- _Information supplied_:

--- Begin ---

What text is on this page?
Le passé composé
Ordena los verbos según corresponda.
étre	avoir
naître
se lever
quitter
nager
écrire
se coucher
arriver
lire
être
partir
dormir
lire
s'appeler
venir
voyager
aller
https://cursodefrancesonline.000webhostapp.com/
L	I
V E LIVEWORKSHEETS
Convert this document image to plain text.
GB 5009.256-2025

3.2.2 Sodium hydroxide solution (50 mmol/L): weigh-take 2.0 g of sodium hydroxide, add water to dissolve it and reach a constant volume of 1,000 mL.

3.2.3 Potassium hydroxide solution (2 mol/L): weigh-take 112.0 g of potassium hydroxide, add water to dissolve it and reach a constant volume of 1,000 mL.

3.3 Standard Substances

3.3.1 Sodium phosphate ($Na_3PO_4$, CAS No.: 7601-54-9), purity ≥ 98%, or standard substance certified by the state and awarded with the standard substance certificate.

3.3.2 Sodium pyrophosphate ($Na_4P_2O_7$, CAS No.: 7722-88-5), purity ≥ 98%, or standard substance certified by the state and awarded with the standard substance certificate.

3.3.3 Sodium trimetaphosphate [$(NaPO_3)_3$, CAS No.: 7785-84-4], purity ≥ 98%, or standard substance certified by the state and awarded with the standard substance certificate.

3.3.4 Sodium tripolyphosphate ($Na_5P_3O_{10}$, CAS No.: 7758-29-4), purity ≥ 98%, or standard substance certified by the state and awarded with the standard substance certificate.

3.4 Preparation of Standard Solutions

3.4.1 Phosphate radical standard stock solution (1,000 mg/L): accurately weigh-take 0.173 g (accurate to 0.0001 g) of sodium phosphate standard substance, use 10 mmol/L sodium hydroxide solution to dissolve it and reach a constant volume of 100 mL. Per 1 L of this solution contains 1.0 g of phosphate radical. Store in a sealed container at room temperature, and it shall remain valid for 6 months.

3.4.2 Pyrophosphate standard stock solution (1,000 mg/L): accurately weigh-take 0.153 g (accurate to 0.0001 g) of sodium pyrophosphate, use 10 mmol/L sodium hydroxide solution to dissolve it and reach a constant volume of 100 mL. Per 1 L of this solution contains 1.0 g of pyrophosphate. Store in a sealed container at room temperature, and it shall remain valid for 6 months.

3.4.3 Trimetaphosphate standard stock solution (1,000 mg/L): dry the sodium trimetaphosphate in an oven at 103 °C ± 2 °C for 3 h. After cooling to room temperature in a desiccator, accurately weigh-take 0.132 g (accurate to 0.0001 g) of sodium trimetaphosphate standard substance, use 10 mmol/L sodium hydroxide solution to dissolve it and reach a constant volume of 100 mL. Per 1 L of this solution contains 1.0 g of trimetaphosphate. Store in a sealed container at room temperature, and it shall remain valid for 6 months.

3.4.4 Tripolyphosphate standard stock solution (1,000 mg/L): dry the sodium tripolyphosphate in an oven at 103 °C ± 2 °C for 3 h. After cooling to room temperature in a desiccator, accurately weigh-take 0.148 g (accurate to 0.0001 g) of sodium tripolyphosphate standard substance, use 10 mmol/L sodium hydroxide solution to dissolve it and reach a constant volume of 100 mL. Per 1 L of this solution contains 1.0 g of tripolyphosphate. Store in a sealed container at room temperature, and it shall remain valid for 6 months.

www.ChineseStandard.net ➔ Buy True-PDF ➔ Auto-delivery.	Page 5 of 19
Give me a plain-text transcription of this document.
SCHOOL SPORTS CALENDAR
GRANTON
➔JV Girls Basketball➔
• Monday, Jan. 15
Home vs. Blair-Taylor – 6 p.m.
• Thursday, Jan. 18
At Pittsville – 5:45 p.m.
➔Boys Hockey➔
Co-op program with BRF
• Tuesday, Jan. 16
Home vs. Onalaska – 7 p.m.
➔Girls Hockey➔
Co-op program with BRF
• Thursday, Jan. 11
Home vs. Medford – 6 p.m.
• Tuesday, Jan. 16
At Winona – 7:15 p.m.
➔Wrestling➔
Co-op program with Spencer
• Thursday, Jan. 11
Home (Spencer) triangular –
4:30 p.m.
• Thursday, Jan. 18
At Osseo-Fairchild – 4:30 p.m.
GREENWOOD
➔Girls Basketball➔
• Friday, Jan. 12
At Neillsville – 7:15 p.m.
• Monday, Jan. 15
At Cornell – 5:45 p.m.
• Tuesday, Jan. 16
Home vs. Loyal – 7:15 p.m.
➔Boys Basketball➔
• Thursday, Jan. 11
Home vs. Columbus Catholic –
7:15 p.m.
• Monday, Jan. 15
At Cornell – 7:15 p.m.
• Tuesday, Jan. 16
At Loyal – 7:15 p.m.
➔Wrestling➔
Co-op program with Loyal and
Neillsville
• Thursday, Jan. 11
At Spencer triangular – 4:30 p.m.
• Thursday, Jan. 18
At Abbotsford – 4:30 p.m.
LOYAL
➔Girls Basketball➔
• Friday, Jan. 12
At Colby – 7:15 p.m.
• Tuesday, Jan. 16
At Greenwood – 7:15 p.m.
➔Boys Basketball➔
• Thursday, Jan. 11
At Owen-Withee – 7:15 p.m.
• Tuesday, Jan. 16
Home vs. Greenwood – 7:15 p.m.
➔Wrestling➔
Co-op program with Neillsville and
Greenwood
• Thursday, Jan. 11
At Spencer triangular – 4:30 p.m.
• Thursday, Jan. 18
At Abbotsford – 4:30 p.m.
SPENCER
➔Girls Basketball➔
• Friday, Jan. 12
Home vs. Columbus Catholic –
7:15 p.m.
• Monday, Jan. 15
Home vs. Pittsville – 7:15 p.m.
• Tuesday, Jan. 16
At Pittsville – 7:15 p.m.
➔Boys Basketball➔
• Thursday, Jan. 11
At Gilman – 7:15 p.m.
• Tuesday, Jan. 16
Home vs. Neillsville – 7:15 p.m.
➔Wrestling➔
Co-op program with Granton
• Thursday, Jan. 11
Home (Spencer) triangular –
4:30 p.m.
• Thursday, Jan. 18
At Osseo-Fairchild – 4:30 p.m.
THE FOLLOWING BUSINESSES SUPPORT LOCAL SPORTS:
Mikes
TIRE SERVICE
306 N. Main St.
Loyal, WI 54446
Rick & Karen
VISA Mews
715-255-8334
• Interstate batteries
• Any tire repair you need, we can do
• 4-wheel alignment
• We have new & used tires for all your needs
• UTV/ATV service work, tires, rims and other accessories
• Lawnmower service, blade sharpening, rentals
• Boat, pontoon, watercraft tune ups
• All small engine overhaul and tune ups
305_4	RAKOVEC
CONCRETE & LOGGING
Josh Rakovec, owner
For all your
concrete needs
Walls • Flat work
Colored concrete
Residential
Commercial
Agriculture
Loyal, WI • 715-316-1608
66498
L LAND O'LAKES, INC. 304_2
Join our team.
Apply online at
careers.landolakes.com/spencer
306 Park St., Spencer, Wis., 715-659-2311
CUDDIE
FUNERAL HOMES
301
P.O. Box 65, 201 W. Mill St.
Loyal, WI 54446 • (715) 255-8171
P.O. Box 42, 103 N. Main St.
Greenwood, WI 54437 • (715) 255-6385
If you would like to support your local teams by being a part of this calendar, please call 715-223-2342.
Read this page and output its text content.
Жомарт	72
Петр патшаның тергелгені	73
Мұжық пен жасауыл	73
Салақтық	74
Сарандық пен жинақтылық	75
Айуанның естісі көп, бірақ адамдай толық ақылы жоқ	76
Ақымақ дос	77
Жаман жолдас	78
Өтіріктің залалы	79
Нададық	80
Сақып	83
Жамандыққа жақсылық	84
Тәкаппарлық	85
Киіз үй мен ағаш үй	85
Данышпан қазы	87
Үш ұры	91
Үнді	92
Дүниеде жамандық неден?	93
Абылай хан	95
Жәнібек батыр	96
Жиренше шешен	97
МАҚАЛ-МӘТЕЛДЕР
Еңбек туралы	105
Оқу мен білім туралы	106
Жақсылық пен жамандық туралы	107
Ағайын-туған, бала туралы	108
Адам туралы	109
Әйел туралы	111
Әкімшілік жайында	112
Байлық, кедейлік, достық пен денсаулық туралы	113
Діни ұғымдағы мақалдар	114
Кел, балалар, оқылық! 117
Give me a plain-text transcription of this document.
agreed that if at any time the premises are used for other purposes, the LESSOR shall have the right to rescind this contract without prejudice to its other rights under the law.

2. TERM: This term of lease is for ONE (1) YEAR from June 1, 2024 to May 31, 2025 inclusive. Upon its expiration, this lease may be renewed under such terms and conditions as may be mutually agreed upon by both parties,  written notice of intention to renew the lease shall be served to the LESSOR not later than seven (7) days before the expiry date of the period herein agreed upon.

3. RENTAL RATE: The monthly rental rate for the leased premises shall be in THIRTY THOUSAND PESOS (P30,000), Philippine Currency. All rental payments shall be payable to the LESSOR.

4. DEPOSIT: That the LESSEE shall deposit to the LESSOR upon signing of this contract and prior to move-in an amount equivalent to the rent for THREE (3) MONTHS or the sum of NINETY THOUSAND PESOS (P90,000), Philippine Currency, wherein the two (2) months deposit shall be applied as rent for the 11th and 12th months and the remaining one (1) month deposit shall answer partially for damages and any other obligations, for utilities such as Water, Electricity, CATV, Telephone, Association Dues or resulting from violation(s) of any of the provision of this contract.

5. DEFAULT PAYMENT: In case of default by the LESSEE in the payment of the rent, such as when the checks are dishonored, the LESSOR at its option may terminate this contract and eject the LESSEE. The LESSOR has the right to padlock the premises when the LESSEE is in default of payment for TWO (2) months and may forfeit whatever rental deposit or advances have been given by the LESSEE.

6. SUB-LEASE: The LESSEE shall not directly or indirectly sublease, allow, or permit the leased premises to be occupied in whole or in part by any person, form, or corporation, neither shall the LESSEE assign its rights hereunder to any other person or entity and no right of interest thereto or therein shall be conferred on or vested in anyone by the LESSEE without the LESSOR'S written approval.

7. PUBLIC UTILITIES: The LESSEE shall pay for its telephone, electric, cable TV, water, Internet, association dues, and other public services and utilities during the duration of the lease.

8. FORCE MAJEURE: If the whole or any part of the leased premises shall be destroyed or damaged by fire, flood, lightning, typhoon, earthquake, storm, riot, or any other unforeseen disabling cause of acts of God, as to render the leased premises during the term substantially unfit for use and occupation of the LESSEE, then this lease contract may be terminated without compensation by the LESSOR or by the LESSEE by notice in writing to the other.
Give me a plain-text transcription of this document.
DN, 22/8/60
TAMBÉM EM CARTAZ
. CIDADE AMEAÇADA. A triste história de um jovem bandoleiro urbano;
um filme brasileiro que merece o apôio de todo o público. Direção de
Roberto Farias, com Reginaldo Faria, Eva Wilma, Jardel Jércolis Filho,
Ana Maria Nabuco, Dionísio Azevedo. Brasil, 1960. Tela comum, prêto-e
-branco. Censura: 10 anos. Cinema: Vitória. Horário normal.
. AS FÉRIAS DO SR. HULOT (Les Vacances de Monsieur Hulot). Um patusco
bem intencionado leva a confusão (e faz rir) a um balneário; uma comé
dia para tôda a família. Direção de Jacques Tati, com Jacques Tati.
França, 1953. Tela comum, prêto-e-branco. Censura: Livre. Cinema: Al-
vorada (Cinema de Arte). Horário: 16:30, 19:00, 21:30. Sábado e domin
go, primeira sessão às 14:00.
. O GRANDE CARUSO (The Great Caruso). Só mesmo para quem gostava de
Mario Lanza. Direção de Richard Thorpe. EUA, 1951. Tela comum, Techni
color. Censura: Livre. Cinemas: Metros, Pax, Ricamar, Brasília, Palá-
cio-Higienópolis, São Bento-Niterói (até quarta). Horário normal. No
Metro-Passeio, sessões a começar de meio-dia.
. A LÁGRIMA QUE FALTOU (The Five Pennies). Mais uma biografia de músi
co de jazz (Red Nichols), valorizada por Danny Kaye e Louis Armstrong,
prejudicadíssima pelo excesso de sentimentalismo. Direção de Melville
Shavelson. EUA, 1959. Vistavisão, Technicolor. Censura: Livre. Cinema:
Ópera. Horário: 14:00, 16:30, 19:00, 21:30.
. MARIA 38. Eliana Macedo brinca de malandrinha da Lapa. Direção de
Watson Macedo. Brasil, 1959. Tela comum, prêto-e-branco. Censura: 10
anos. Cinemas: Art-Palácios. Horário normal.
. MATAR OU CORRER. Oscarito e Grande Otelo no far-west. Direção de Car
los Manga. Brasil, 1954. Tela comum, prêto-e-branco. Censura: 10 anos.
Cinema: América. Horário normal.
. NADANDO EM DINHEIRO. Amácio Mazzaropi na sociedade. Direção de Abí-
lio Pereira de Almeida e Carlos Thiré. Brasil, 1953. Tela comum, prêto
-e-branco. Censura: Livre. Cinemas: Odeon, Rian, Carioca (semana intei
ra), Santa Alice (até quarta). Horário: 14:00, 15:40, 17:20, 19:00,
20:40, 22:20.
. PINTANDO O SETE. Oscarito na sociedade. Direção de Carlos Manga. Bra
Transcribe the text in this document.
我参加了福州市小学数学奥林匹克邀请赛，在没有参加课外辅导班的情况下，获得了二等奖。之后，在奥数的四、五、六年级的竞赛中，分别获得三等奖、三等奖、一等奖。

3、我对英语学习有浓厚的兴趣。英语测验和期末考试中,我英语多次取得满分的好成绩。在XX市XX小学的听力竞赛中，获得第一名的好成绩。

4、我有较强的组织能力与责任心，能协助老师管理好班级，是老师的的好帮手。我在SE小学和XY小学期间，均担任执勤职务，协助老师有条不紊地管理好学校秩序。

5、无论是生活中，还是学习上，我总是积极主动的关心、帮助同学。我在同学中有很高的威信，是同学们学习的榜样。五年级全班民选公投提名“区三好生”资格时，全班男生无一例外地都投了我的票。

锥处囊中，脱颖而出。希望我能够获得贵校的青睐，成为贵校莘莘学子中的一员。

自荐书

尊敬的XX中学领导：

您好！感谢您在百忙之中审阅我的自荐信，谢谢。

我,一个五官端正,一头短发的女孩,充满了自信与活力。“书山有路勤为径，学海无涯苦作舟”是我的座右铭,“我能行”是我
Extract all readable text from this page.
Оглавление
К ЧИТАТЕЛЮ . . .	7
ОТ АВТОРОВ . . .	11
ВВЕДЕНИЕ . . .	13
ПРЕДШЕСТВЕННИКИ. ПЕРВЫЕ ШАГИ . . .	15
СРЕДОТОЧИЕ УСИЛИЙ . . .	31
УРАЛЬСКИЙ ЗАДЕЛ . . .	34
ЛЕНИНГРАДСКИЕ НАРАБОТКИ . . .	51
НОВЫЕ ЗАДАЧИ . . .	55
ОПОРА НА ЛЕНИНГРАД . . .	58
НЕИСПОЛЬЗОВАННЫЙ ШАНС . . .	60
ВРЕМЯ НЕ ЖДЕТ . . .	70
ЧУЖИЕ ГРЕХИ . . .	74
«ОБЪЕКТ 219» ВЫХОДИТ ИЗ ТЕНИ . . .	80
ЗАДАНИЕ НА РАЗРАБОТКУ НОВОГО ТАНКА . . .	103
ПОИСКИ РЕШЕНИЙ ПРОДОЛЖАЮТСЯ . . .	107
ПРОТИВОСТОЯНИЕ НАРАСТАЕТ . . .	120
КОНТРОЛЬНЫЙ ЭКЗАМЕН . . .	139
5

--- End ---

- _Problem_:
Extract the lines above from the one containing "Transcribe the text in this document." to the last line, both included, exactly as written.

- _Full solution_:
Transcribe the text in this document.
我参加了福州市小学数学奥林匹克邀请赛，在没有参加课外辅导班的情况下，获得了二等奖。之后，在奥数的四、五、六年级的竞赛中，分别获得三等奖、三等奖、一等奖。

3、我对英语学习有浓厚的兴趣。英语测验和期末考试中,我英语多次取得满分的好成绩。在XX市XX小学的听力竞赛中，获得第一名的好成绩。

4、我有较强的组织能力与责任心，能协助老师管理好班级，是老师的的好帮手。我在SE小学和XY小学期间，均担任执勤职务，协助老师有条不紊地管理好学校秩序。

5、无论是生活中，还是学习上，我总是积极主动的关心、帮助同学。我在同学中有很高的威信，是同学们学习的榜样。五年级全班民选公投提名“区三好生”资格时，全班男生无一例外地都投了我的票。

锥处囊中，脱颖而出。希望我能够获得贵校的青睐，成为贵校莘莘学子中的一员。

自荐书

尊敬的XX中学领导：

您好！感谢您在百忙之中审阅我的自荐信，谢谢。

我,一个五官端正,一头短发的女孩,充满了自信与活力。“书山有路勤为径，学海无涯苦作舟”是我的座右铭,“我能行”是我
Extract all readable text from this page.
Оглавление
К ЧИТАТЕЛЮ . . .	7
ОТ АВТОРОВ . . .	11
ВВЕДЕНИЕ . . .	13
ПРЕДШЕСТВЕННИКИ. ПЕРВЫЕ ШАГИ . . .	15
СРЕДОТОЧИЕ УСИЛИЙ . . .	31
УРАЛЬСКИЙ ЗАДЕЛ . . .	34
ЛЕНИНГРАДСКИЕ НАРАБОТКИ . . .	51
НОВЫЕ ЗАДАЧИ . . .	55
ОПОРА НА ЛЕНИНГРАД . . .	58
НЕИСПОЛЬЗОВАННЫЙ ШАНС . . .	60
ВРЕМЯ НЕ ЖДЕТ . . .	70
ЧУЖИЕ ГРЕХИ . . .	74
«ОБЪЕКТ 219» ВЫХОДИТ ИЗ ТЕНИ . . .	80
ЗАДАНИЕ НА РАЗРАБОТКУ НОВОГО ТАНКА . . .	103
ПОИСКИ РЕШЕНИЙ ПРОДОЛЖАЮТСЯ . . .	107
ПРОТИВОСТОЯНИЕ НАРАСТАЕТ . . .	120
КОНТРОЛЬНЫЙ ЭКЗАМЕН . . .	139
5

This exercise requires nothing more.